• _What the task asks_: Take every line where the string "Services" appears and copy it.

-- start The input --

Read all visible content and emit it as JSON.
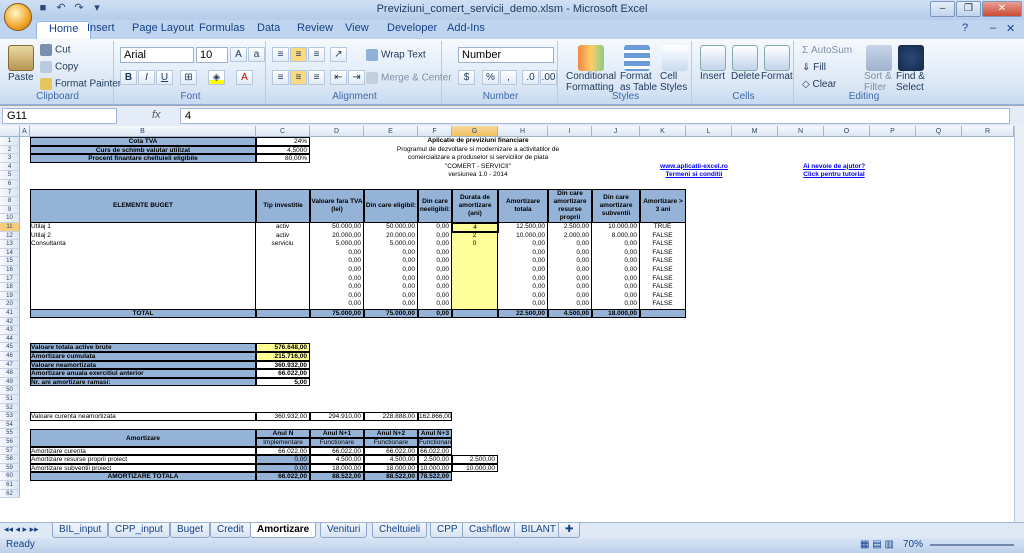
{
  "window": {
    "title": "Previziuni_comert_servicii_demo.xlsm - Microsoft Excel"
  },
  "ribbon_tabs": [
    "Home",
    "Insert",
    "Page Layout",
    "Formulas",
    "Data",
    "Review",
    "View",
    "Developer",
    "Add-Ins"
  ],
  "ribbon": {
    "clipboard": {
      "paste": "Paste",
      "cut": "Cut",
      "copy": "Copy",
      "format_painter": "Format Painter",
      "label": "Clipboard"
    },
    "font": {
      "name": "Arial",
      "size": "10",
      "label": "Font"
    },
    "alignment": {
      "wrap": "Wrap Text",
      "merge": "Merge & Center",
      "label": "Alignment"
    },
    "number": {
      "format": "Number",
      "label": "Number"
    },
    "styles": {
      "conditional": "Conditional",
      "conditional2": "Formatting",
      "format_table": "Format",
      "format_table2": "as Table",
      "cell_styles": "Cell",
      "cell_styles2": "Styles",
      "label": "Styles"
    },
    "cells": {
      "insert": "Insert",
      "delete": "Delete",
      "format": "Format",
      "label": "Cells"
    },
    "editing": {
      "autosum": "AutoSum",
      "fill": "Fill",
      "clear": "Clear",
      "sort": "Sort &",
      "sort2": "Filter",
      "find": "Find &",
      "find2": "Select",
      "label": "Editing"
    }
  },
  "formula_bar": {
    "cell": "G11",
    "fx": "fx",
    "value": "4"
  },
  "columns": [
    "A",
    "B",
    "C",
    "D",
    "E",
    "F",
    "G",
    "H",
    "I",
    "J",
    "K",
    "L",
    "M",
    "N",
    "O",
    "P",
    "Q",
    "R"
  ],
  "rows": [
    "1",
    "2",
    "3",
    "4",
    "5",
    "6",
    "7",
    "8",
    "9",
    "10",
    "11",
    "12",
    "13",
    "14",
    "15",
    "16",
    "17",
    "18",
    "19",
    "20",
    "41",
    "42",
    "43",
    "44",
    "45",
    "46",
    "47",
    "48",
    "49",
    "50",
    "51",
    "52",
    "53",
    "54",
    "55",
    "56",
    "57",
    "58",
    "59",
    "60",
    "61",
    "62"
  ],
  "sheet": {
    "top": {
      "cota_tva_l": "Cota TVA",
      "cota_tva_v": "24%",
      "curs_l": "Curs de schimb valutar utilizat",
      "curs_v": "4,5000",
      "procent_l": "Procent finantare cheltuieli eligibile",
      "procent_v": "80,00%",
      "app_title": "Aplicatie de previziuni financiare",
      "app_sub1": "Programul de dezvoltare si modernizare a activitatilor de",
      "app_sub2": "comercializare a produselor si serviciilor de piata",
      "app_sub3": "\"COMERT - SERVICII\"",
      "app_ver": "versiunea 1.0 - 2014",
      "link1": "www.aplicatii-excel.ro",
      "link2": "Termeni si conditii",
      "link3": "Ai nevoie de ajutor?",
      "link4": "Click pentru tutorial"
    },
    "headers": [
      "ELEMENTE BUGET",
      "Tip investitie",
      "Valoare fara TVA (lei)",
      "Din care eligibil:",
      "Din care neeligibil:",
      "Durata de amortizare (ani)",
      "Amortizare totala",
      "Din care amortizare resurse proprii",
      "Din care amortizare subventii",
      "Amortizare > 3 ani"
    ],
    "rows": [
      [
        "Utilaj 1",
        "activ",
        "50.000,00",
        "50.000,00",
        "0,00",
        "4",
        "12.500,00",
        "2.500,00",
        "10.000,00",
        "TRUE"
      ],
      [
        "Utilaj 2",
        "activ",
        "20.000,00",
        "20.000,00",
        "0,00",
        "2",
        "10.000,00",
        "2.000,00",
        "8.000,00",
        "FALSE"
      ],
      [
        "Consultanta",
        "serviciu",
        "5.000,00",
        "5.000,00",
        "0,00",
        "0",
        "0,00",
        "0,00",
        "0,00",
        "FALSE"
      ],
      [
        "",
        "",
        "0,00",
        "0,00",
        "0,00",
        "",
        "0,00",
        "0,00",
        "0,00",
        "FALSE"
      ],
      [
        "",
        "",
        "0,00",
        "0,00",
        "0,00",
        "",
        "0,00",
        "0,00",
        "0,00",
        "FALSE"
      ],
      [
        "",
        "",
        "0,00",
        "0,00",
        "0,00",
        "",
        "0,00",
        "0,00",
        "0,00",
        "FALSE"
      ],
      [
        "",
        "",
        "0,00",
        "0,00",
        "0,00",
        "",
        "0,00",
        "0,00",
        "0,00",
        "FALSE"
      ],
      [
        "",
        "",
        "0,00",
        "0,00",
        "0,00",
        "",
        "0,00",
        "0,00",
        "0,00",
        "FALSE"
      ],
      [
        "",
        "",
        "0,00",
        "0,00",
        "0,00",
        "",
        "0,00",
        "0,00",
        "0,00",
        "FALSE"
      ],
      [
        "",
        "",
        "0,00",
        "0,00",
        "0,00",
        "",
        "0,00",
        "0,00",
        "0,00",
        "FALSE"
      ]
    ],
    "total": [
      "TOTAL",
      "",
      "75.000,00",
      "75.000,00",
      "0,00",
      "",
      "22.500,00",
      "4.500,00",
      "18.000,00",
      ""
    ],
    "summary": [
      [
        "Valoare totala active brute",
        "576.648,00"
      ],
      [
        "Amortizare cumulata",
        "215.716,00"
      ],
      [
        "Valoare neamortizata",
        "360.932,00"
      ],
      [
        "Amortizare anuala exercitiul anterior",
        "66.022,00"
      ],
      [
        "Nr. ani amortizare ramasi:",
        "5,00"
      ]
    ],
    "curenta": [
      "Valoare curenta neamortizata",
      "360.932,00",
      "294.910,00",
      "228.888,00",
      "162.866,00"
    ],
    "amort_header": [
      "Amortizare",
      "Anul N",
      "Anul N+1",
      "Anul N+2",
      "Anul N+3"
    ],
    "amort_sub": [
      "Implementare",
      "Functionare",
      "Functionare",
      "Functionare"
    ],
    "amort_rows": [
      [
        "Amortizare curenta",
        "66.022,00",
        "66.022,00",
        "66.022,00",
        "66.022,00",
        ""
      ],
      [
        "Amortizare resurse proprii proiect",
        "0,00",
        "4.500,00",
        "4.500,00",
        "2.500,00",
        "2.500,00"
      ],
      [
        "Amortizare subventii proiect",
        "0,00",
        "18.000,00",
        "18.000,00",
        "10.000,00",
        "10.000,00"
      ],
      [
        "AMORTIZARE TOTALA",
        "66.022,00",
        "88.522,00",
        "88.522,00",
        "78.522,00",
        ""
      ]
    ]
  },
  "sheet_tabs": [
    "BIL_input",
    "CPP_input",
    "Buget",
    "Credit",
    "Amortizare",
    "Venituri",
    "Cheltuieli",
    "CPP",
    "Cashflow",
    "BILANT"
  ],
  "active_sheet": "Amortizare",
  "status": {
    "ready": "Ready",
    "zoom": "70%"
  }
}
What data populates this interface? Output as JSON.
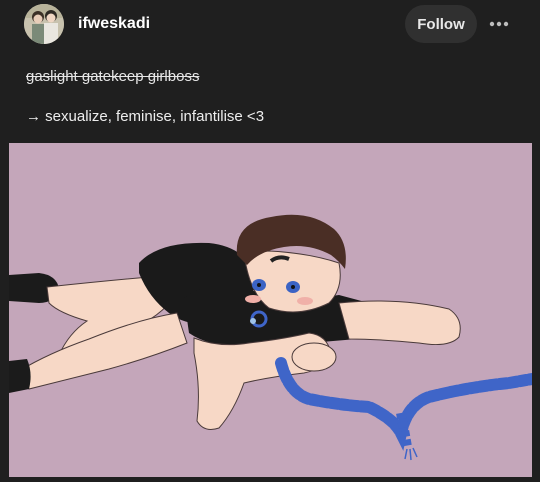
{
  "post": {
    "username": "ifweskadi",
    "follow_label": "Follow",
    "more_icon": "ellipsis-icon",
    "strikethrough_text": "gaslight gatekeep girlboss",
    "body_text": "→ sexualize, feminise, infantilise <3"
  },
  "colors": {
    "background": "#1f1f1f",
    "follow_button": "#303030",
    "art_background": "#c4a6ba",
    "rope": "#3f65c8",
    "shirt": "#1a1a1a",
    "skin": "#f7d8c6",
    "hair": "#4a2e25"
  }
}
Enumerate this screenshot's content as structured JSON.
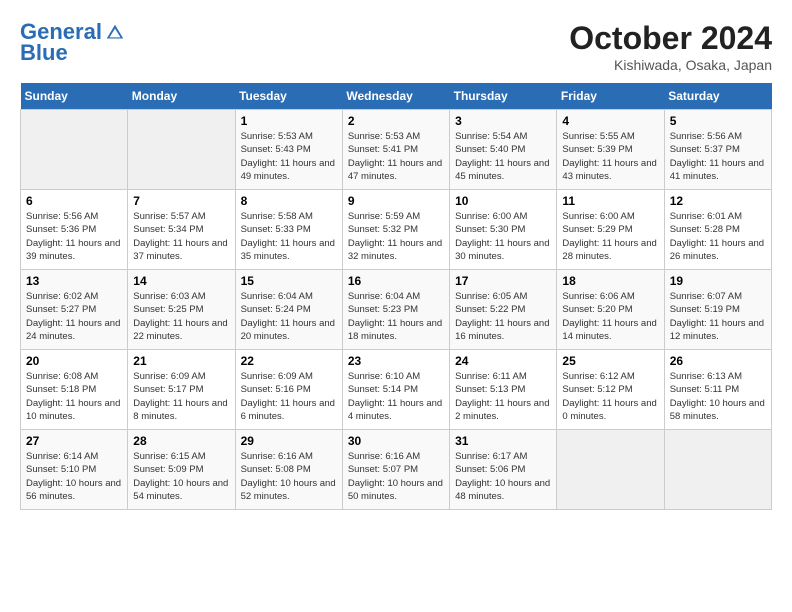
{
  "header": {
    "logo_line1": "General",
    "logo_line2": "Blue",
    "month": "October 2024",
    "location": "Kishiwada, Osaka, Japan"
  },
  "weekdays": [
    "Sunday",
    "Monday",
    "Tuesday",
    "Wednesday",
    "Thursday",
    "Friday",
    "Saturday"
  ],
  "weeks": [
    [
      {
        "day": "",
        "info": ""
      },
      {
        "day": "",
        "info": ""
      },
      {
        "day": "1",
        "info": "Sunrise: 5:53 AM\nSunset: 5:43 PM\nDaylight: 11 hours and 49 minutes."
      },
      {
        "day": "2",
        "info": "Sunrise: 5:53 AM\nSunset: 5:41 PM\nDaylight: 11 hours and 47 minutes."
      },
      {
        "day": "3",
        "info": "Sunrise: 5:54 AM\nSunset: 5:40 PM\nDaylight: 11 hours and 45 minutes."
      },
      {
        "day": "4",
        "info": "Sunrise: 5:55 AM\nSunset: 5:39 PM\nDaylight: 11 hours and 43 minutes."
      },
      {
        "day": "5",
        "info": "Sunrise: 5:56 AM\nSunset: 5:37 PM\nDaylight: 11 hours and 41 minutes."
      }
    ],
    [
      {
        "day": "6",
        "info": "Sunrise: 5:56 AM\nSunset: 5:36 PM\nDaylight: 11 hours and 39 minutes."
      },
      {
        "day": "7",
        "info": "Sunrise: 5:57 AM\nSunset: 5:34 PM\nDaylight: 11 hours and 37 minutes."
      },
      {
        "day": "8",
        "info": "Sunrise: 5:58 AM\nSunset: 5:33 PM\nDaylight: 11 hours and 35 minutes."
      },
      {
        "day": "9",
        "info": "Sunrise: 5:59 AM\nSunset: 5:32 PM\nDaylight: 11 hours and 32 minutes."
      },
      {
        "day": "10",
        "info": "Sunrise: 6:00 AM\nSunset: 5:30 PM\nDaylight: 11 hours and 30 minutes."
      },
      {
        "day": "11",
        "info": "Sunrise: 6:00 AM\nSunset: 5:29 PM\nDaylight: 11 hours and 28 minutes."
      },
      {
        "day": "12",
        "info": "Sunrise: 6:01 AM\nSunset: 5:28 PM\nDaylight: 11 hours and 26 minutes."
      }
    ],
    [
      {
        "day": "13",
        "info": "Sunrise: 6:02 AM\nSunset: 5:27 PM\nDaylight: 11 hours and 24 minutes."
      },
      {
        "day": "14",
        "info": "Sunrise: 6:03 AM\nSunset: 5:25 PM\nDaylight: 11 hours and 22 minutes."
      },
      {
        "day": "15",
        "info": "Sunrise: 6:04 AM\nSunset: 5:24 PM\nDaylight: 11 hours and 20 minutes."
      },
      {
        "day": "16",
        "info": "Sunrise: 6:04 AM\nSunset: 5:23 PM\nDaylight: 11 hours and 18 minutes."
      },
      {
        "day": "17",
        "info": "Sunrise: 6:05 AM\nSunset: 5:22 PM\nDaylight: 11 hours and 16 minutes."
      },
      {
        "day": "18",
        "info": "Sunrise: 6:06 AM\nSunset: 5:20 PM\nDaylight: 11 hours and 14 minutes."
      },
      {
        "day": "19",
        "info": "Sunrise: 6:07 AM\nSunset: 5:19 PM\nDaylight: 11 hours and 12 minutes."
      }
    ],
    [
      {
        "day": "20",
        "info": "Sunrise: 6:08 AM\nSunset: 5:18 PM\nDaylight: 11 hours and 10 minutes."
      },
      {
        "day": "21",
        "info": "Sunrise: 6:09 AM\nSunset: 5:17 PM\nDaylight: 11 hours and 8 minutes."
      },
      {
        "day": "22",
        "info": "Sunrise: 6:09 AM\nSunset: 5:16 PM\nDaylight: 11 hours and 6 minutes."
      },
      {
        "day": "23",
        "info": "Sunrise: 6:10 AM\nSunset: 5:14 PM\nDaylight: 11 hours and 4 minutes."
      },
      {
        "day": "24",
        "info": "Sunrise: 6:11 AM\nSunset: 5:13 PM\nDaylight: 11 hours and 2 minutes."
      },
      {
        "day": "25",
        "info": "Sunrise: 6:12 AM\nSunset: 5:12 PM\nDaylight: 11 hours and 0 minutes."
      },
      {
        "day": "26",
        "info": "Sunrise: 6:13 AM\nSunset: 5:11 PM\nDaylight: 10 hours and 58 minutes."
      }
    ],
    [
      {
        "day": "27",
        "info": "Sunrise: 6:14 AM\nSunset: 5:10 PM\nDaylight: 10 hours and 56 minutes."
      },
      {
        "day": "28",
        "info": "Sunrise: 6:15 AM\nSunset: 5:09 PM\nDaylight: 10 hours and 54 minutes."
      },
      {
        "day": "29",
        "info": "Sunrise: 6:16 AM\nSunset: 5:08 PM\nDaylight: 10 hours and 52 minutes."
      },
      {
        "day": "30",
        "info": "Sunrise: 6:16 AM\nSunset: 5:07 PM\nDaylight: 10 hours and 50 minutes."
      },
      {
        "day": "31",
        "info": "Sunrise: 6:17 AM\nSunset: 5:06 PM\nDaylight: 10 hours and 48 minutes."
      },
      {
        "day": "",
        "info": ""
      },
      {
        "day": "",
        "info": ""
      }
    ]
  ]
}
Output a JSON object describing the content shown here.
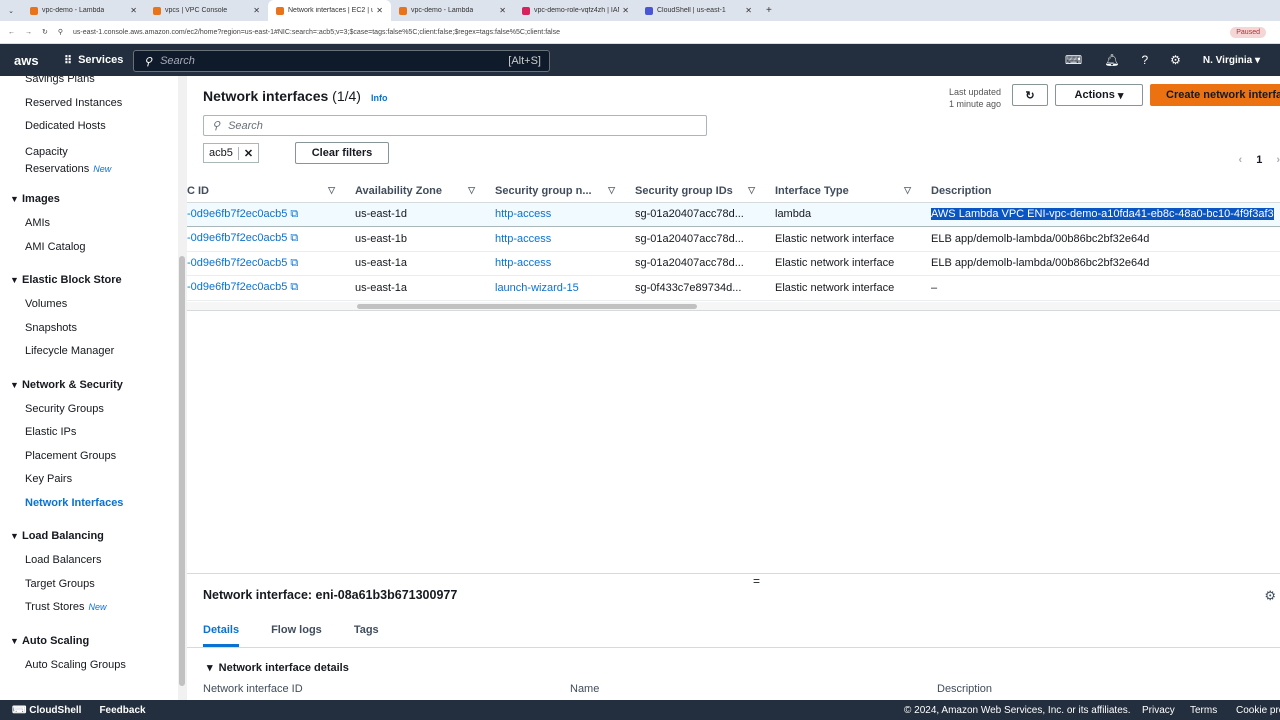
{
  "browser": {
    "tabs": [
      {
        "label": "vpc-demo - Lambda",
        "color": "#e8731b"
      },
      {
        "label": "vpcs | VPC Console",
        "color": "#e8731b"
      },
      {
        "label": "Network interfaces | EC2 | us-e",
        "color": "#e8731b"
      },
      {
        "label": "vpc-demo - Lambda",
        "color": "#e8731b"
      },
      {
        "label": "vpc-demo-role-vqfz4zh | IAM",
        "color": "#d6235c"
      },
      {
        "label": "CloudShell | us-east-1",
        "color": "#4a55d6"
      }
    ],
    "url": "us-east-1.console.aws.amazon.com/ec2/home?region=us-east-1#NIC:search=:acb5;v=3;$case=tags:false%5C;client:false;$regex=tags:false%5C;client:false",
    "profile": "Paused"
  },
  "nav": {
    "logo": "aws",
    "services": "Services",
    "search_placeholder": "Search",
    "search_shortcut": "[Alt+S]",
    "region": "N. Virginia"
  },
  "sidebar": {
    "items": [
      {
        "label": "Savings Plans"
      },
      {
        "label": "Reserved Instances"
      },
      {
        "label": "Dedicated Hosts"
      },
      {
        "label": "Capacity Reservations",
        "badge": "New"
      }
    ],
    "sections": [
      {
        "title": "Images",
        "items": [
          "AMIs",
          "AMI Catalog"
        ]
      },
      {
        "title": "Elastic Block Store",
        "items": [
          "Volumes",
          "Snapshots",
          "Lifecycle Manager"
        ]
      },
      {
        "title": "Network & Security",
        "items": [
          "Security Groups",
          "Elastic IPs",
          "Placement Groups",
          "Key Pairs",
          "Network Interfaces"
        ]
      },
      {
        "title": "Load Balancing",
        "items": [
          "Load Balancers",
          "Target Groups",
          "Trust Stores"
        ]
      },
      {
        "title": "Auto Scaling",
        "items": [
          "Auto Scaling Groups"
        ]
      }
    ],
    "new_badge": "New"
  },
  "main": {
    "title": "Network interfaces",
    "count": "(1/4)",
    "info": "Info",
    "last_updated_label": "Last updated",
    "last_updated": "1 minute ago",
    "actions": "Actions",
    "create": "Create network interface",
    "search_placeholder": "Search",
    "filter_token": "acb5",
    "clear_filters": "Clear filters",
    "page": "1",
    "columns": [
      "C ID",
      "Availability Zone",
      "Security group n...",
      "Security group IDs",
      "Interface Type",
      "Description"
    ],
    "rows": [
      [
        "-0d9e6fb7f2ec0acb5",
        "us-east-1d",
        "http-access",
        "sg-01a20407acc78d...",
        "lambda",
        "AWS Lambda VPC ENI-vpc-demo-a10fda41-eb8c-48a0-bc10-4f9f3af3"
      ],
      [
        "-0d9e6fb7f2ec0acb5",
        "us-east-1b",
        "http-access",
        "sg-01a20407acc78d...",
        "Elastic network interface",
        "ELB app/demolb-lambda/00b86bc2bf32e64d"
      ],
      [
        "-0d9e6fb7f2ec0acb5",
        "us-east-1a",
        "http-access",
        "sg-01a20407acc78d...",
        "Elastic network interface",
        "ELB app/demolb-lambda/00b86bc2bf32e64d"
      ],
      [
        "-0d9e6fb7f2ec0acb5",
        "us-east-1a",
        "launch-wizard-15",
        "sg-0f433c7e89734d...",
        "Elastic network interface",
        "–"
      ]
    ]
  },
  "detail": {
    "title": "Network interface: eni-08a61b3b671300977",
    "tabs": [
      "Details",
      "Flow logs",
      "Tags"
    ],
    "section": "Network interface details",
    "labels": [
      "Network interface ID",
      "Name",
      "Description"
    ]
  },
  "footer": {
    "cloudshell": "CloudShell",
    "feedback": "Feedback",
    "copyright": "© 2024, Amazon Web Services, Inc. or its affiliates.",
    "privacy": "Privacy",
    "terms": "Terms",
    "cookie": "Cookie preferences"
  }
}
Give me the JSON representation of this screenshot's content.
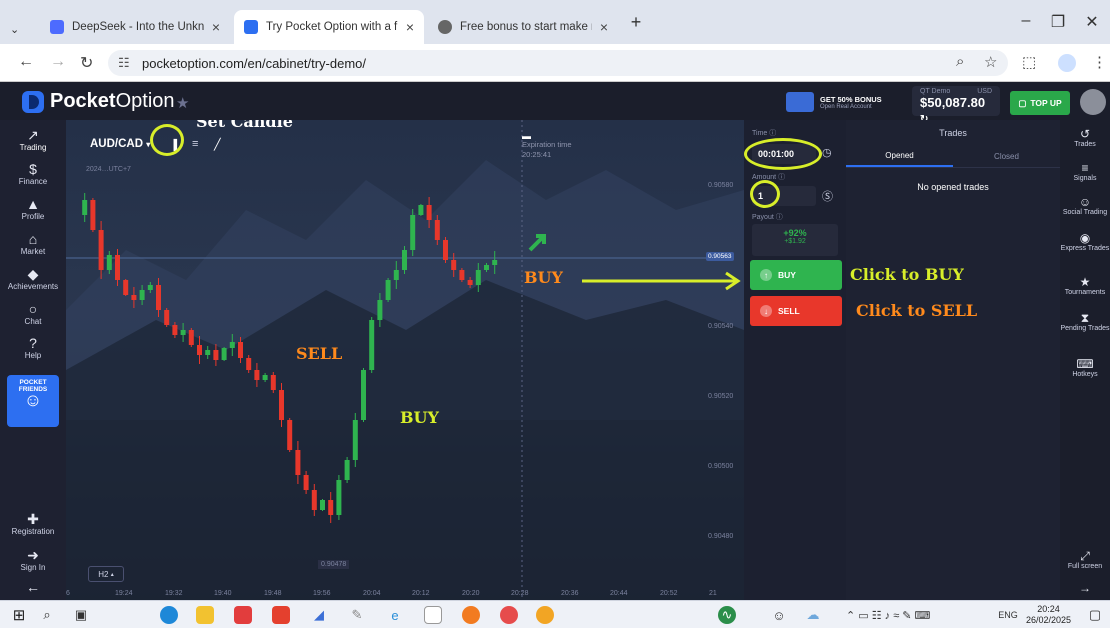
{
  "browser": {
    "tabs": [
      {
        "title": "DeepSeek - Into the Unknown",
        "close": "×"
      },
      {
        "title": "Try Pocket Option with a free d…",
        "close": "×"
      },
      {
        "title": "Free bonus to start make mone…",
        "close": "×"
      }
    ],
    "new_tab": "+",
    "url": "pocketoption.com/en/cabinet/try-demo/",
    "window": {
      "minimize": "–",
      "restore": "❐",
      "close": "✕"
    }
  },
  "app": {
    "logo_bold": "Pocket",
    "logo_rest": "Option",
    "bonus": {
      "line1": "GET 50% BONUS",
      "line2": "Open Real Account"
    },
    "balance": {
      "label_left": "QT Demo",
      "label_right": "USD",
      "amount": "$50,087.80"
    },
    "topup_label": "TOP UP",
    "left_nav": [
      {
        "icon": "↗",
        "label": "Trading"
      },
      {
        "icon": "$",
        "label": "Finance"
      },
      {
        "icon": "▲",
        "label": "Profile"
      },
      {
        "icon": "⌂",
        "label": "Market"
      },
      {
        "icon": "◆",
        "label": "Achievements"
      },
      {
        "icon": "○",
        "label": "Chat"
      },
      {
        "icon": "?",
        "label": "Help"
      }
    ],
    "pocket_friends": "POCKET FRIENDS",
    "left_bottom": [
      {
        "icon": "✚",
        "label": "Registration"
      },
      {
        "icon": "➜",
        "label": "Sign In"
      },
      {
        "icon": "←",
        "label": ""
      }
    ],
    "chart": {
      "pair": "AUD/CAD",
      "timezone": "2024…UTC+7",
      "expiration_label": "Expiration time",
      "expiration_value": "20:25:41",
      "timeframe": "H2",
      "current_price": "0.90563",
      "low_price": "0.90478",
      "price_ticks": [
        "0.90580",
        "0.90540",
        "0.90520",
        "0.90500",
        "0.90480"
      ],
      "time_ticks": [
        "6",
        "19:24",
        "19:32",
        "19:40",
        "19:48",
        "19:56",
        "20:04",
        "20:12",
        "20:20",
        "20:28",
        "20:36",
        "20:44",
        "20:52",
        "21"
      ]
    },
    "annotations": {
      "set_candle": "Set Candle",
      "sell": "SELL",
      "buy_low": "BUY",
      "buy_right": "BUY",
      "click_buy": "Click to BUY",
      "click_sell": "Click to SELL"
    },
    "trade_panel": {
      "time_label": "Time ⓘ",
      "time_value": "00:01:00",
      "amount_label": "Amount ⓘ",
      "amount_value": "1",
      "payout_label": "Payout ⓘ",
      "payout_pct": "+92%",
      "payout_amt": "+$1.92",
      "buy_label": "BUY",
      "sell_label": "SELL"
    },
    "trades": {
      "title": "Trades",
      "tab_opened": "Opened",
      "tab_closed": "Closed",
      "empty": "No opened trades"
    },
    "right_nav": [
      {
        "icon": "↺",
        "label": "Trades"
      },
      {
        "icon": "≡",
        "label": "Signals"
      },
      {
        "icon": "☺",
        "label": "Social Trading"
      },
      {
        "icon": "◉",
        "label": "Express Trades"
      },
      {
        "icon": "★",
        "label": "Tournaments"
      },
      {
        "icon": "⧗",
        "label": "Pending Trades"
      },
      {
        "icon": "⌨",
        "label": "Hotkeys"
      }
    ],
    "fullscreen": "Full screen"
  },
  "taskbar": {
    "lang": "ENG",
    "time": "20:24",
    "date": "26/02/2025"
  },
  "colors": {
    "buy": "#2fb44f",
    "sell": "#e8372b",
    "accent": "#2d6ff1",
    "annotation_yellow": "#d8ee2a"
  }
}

-- end The input --

• _Answer for the task_:
    "services": "Services",
    "copyright": "© 2024, Amazon Web Services, Inc. or its affiliates.",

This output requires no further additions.